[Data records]
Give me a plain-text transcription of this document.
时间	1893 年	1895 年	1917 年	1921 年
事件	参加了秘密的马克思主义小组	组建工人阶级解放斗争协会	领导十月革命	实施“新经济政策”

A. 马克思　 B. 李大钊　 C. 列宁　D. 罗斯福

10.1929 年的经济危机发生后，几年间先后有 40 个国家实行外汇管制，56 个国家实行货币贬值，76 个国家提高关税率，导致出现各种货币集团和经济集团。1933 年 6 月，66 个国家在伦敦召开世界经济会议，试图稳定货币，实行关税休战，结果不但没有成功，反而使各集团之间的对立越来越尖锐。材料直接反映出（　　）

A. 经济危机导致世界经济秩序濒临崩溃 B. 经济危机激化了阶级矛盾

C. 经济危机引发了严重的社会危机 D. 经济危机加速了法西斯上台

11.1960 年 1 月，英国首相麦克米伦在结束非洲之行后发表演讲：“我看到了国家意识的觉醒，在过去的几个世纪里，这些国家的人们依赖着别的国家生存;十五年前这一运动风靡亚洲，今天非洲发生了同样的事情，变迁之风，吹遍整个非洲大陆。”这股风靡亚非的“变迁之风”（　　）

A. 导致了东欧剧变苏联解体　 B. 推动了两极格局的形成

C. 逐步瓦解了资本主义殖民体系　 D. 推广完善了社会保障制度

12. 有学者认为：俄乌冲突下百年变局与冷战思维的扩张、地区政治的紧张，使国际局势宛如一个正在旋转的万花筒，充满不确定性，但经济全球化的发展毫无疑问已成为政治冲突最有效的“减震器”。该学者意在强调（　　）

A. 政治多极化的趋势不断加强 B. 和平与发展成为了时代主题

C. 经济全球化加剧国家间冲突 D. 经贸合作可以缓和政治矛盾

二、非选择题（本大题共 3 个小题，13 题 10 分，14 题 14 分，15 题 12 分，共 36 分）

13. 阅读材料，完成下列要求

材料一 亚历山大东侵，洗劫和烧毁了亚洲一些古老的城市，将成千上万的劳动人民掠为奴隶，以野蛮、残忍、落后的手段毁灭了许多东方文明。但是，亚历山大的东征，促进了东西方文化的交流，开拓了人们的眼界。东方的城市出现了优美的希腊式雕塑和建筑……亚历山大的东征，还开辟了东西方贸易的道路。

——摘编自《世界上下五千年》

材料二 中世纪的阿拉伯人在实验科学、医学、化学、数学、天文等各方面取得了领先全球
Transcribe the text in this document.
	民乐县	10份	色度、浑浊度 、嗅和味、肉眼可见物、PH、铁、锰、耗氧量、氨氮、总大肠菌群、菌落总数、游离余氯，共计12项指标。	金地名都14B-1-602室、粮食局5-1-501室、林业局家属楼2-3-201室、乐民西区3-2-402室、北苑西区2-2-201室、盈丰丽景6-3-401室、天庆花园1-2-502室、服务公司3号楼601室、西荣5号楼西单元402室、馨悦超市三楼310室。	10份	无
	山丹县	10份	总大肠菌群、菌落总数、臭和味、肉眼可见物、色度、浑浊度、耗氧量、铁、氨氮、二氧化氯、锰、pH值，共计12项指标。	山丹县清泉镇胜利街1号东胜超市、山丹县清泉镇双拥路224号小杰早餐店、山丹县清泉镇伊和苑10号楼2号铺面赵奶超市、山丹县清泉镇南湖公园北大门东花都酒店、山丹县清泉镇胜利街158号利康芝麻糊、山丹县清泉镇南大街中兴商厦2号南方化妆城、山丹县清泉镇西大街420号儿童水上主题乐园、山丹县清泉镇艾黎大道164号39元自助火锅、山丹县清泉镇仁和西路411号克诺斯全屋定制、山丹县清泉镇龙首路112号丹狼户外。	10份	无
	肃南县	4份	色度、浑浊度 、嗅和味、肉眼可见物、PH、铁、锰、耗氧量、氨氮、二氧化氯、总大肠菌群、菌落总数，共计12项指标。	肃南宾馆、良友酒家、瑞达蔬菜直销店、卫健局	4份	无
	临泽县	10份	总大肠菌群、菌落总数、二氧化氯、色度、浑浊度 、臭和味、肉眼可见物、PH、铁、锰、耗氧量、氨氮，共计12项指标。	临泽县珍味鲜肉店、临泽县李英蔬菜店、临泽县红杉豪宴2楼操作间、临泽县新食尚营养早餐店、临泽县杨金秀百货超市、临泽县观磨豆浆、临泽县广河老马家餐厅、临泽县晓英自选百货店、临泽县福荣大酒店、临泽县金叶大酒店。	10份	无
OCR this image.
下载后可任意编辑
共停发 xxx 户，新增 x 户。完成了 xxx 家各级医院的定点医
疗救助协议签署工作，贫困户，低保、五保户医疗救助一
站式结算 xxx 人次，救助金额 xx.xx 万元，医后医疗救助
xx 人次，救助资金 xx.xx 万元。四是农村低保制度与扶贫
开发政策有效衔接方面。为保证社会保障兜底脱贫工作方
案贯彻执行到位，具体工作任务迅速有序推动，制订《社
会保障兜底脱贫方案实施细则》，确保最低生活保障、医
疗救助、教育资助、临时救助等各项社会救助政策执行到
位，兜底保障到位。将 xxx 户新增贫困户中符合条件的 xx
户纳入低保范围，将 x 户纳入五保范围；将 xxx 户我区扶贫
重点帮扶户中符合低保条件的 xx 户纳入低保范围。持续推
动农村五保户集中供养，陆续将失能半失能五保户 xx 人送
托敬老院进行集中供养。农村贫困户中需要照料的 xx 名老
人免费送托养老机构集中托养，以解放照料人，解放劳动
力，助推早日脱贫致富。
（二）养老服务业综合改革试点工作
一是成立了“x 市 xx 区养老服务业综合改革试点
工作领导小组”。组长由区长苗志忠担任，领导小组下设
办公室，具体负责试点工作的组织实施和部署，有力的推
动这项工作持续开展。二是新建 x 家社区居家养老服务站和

• _Short problem_
All records above must be set down exactly, please.

• _Solved exercise_
Give me a plain-text transcription of this document.
时间	1893 年	1895 年	1917 年	1921 年
事件	参加了秘密的马克思主义小组	组建工人阶级解放斗争协会	领导十月革命	实施“新经济政策”

A. 马克思　 B. 李大钊　 C. 列宁　D. 罗斯福

10.1929 年的经济危机发生后，几年间先后有 40 个国家实行外汇管制，56 个国家实行货币贬值，76 个国家提高关税率，导致出现各种货币集团和经济集团。1933 年 6 月，66 个国家在伦敦召开世界经济会议，试图稳定货币，实行关税休战，结果不但没有成功，反而使各集团之间的对立越来越尖锐。材料直接反映出（　　）

A. 经济危机导致世界经济秩序濒临崩溃 B. 经济危机激化了阶级矛盾

C. 经济危机引发了严重的社会危机 D. 经济危机加速了法西斯上台

11.1960 年 1 月，英国首相麦克米伦在结束非洲之行后发表演讲：“我看到了国家意识的觉醒，在过去的几个世纪里，这些国家的人们依赖着别的国家生存;十五年前这一运动风靡亚洲，今天非洲发生了同样的事情，变迁之风，吹遍整个非洲大陆。”这股风靡亚非的“变迁之风”（　　）

A. 导致了东欧剧变苏联解体　 B. 推动了两极格局的形成

C. 逐步瓦解了资本主义殖民体系　 D. 推广完善了社会保障制度

12. 有学者认为：俄乌冲突下百年变局与冷战思维的扩张、地区政治的紧张，使国际局势宛如一个正在旋转的万花筒，充满不确定性，但经济全球化的发展毫无疑问已成为政治冲突最有效的“减震器”。该学者意在强调（　　）

A. 政治多极化的趋势不断加强 B. 和平与发展成为了时代主题

C. 经济全球化加剧国家间冲突 D. 经贸合作可以缓和政治矛盾

二、非选择题（本大题共 3 个小题，13 题 10 分，14 题 14 分，15 题 12 分，共 36 分）

13. 阅读材料，完成下列要求

材料一 亚历山大东侵，洗劫和烧毁了亚洲一些古老的城市，将成千上万的劳动人民掠为奴隶，以野蛮、残忍、落后的手段毁灭了许多东方文明。但是，亚历山大的东征，促进了东西方文化的交流，开拓了人们的眼界。东方的城市出现了优美的希腊式雕塑和建筑……亚历山大的东征，还开辟了东西方贸易的道路。

——摘编自《世界上下五千年》

材料二 中世纪的阿拉伯人在实验科学、医学、化学、数学、天文等各方面取得了领先全球
Transcribe the text in this document.
	民乐县	10份	色度、浑浊度 、嗅和味、肉眼可见物、PH、铁、锰、耗氧量、氨氮、总大肠菌群、菌落总数、游离余氯，共计12项指标。	金地名都14B-1-602室、粮食局5-1-501室、林业局家属楼2-3-201室、乐民西区3-2-402室、北苑西区2-2-201室、盈丰丽景6-3-401室、天庆花园1-2-502室、服务公司3号楼601室、西荣5号楼西单元402室、馨悦超市三楼310室。	10份	无
	山丹县	10份	总大肠菌群、菌落总数、臭和味、肉眼可见物、色度、浑浊度、耗氧量、铁、氨氮、二氧化氯、锰、pH值，共计12项指标。	山丹县清泉镇胜利街1号东胜超市、山丹县清泉镇双拥路224号小杰早餐店、山丹县清泉镇伊和苑10号楼2号铺面赵奶超市、山丹县清泉镇南湖公园北大门东花都酒店、山丹县清泉镇胜利街158号利康芝麻糊、山丹县清泉镇南大街中兴商厦2号南方化妆城、山丹县清泉镇西大街420号儿童水上主题乐园、山丹县清泉镇艾黎大道164号39元自助火锅、山丹县清泉镇仁和西路411号克诺斯全屋定制、山丹县清泉镇龙首路112号丹狼户外。	10份	无
	肃南县	4份	色度、浑浊度 、嗅和味、肉眼可见物、PH、铁、锰、耗氧量、氨氮、二氧化氯、总大肠菌群、菌落总数，共计12项指标。	肃南宾馆、良友酒家、瑞达蔬菜直销店、卫健局	4份	无
	临泽县	10份	总大肠菌群、菌落总数、二氧化氯、色度、浑浊度 、臭和味、肉眼可见物、PH、铁、锰、耗氧量、氨氮，共计12项指标。	临泽县珍味鲜肉店、临泽县李英蔬菜店、临泽县红杉豪宴2楼操作间、临泽县新食尚营养早餐店、临泽县杨金秀百货超市、临泽县观磨豆浆、临泽县广河老马家餐厅、临泽县晓英自选百货店、临泽县福荣大酒店、临泽县金叶大酒店。	10份	无
OCR this image.
下载后可任意编辑
共停发 xxx 户，新增 x 户。完成了 xxx 家各级医院的定点医
疗救助协议签署工作，贫困户，低保、五保户医疗救助一
站式结算 xxx 人次，救助金额 xx.xx 万元，医后医疗救助
xx 人次，救助资金 xx.xx 万元。四是农村低保制度与扶贫
开发政策有效衔接方面。为保证社会保障兜底脱贫工作方
案贯彻执行到位，具体工作任务迅速有序推动，制订《社
会保障兜底脱贫方案实施细则》，确保最低生活保障、医
疗救助、教育资助、临时救助等各项社会救助政策执行到
位，兜底保障到位。将 xxx 户新增贫困户中符合条件的 xx
户纳入低保范围，将 x 户纳入五保范围；将 xxx 户我区扶贫
重点帮扶户中符合低保条件的 xx 户纳入低保范围。持续推
动农村五保户集中供养，陆续将失能半失能五保户 xx 人送
托敬老院进行集中供养。农村贫困户中需要照料的 xx 名老
人免费送托养老机构集中托养，以解放照料人，解放劳动
力，助推早日脱贫致富。
（二）养老服务业综合改革试点工作
一是成立了“x 市 xx 区养老服务业综合改革试点
工作领导小组”。组长由区长苗志忠担任，领导小组下设
办公室，具体负责试点工作的组织实施和部署，有力的推
动这项工作持续开展。二是新建 x 家社区居家养老服务站和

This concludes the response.